> Written exercise: Collect every line that includes the string "Williamine".

> Given information:

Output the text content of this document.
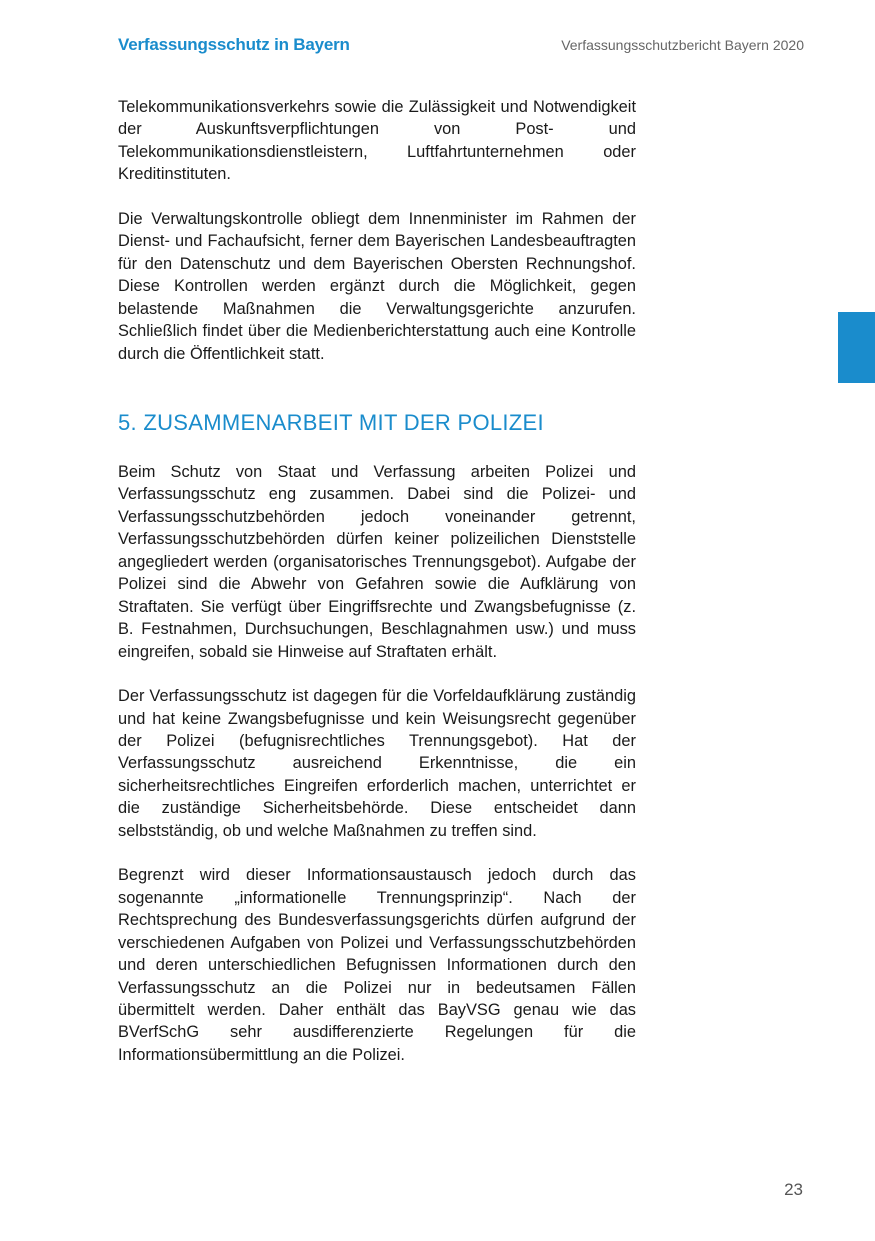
Verfassungsschutz in Bayern	Verfassungsschutzbericht Bayern 2020

Telekommunikationsverkehrs sowie die Zulässigkeit und Notwendigkeit der Auskunftsverpflichtungen von Post- und Telekommunikationsdienstleistern, Luftfahrtunternehmen oder Kreditinstituten.

Die Verwaltungskontrolle obliegt dem Innenminister im Rahmen der Dienst- und Fachaufsicht, ferner dem Bayerischen Landesbeauftragten für den Datenschutz und dem Bayerischen Obersten Rechnungshof. Diese Kontrollen werden ergänzt durch die Möglichkeit, gegen belastende Maßnahmen die Verwaltungsgerichte anzurufen. Schließlich findet über die Medienberichterstattung auch eine Kontrolle durch die Öffentlichkeit statt.

5. ZUSAMMENARBEIT MIT DER POLIZEI

Beim Schutz von Staat und Verfassung arbeiten Polizei und Verfassungsschutz eng zusammen. Dabei sind die Polizei- und Verfassungsschutzbehörden jedoch voneinander getrennt, Verfassungsschutzbehörden dürfen keiner polizeilichen Dienststelle angegliedert werden (organisatorisches Trennungsgebot). Aufgabe der Polizei sind die Abwehr von Gefahren sowie die Aufklärung von Straftaten. Sie verfügt über Eingriffsrechte und Zwangsbefugnisse (z. B. Festnahmen, Durchsuchungen, Beschlagnahmen usw.) und muss eingreifen, sobald sie Hinweise auf Straftaten erhält.

Der Verfassungsschutz ist dagegen für die Vorfeldaufklärung zuständig und hat keine Zwangsbefugnisse und kein Weisungsrecht gegenüber der Polizei (befugnisrechtliches Trennungsgebot). Hat der Verfassungsschutz ausreichend Erkenntnisse, die ein sicherheitsrechtliches Eingreifen erforderlich machen, unterrichtet er die zuständige Sicherheitsbehörde. Diese entscheidet dann selbstständig, ob und welche Maßnahmen zu treffen sind.

Begrenzt wird dieser Informationsaustausch jedoch durch das sogenannte „informationelle Trennungsprinzip“. Nach der Rechtsprechung des Bundesverfassungsgerichts dürfen aufgrund der verschiedenen Aufgaben von Polizei und Verfassungsschutzbehörden und deren unterschiedlichen Befugnissen Informationen durch den Verfassungsschutz an die Polizei nur in bedeutsamen Fällen übermittelt werden. Daher enthält das BayVSG genau wie das BVerfSchG sehr ausdifferenzierte Regelungen für die Informationsübermittlung an die Polizei.

23
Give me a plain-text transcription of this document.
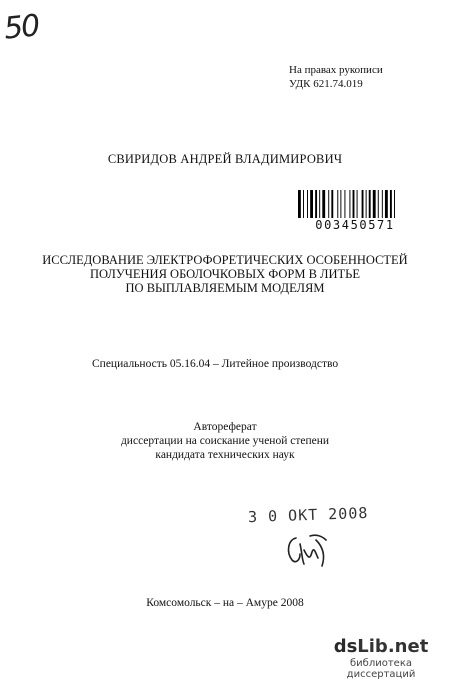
50
На правах рукописи
УДК 621.74.019
СВИРИДОВ АНДРЕЙ ВЛАДИМИРОВИЧ
003450571
ИССЛЕДОВАНИЕ ЭЛЕКТРОФОРЕТИЧЕСКИХ ОСОБЕННОСТЕЙ
ПОЛУЧЕНИЯ ОБОЛОЧКОВЫХ ФОРМ В ЛИТЬЕ
ПО ВЫПЛАВЛЯЕМЫМ МОДЕЛЯМ
Специальность 05.16.04 – Литейное производство
Автореферат
диссертации на соискание ученой степени
кандидата технических наук
3 0 ОКТ 2008
Комсомольск – на – Амуре 2008
dsLib.net
библиотека диссертаций
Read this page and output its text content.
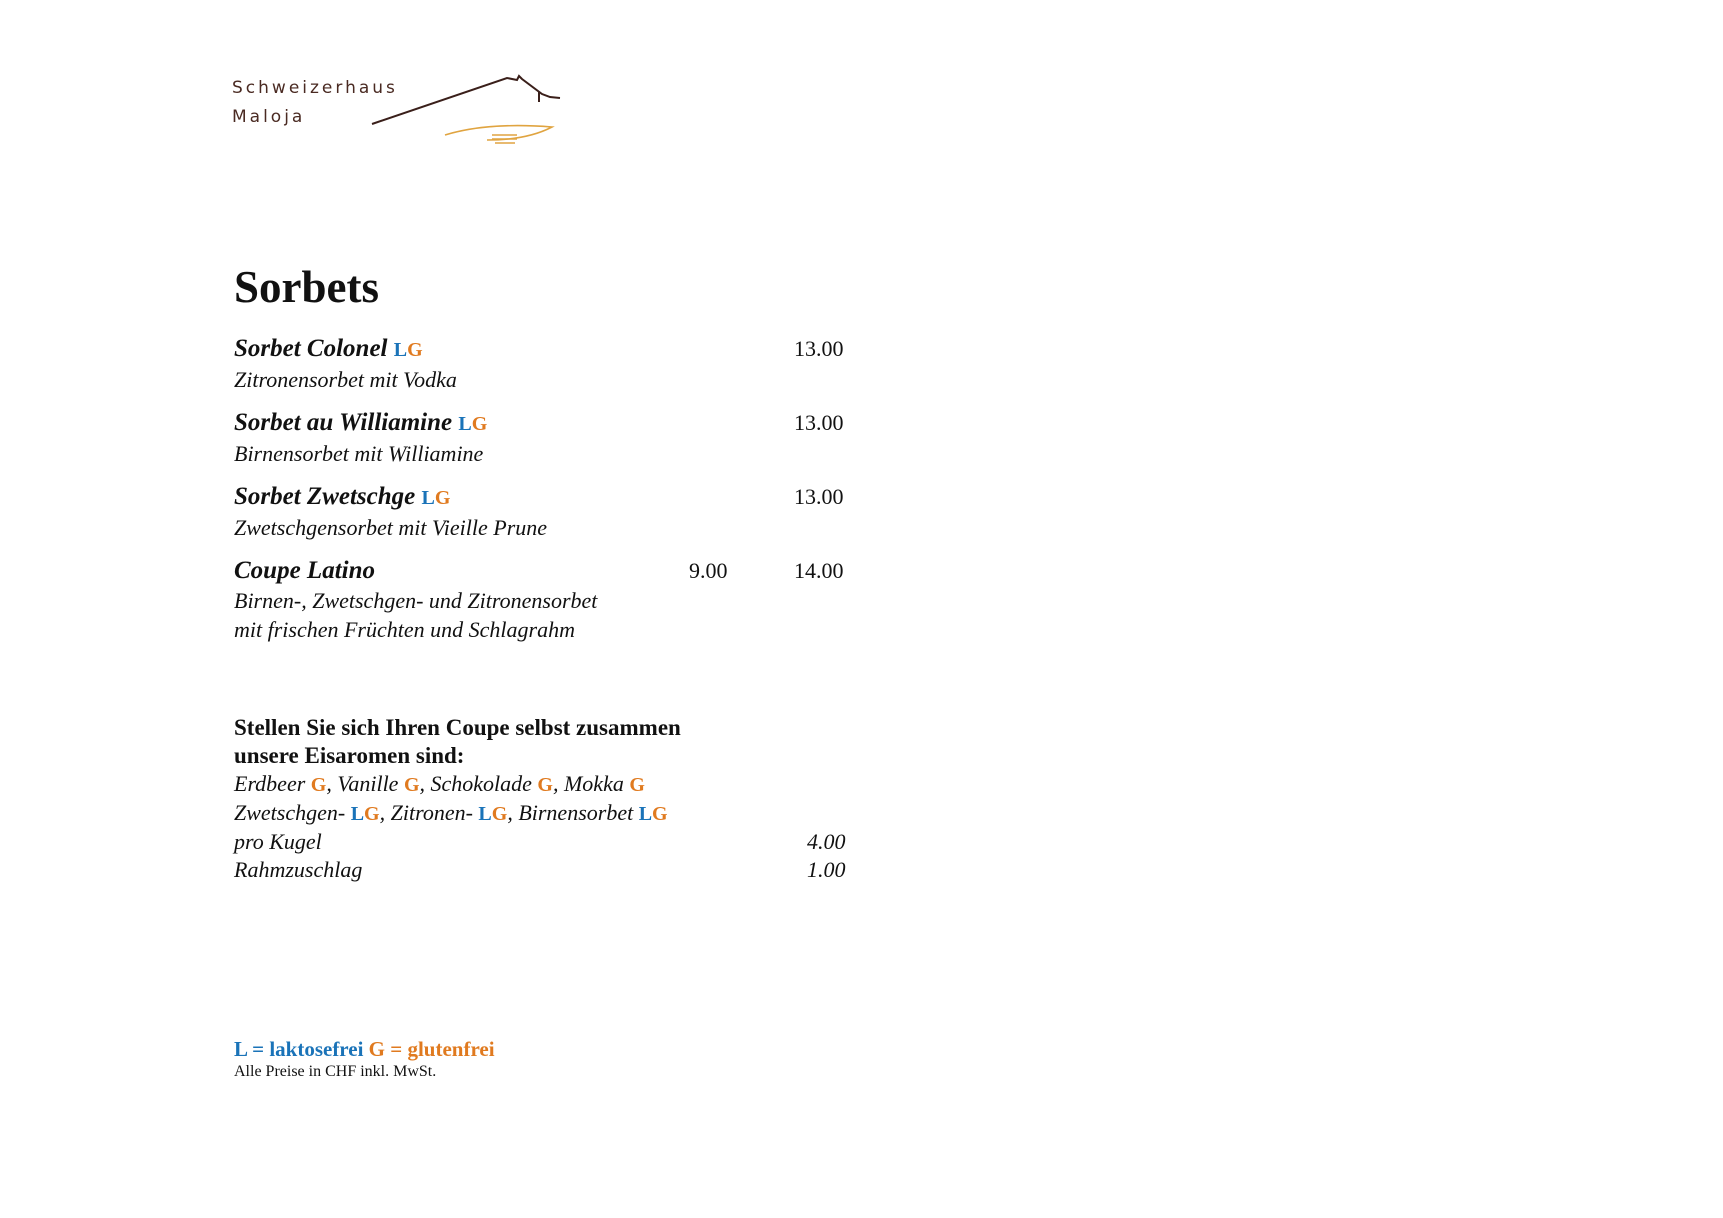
Schweizerhaus
Maloja
Sorbets
Sorbet Colonel LG
Zitronensorbet mit Vodka
13.00
Sorbet au Williamine LG
Birnensorbet mit Williamine
13.00
Sorbet Zwetschge LG
Zwetschgensorbet mit Vieille Prune
13.00
Coupe Latino
Birnen-, Zwetschgen- und Zitronensorbet
mit frischen Früchten und Schlagrahm
9.00	14.00
Stellen Sie sich Ihren Coupe selbst zusammen
unsere Eisaromen sind:
Erdbeer G, Vanille G, Schokolade G, Mokka G
Zwetschgen- LG, Zitronen- LG, Birnensorbet LG
pro Kugel	4.00
Rahmzuschlag	1.00
L = laktosefrei G = glutenfrei
Alle Preise in CHF inkl. MwSt.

> Completed task:
Sorbet au Williamine LG
Birnensorbet mit Williamine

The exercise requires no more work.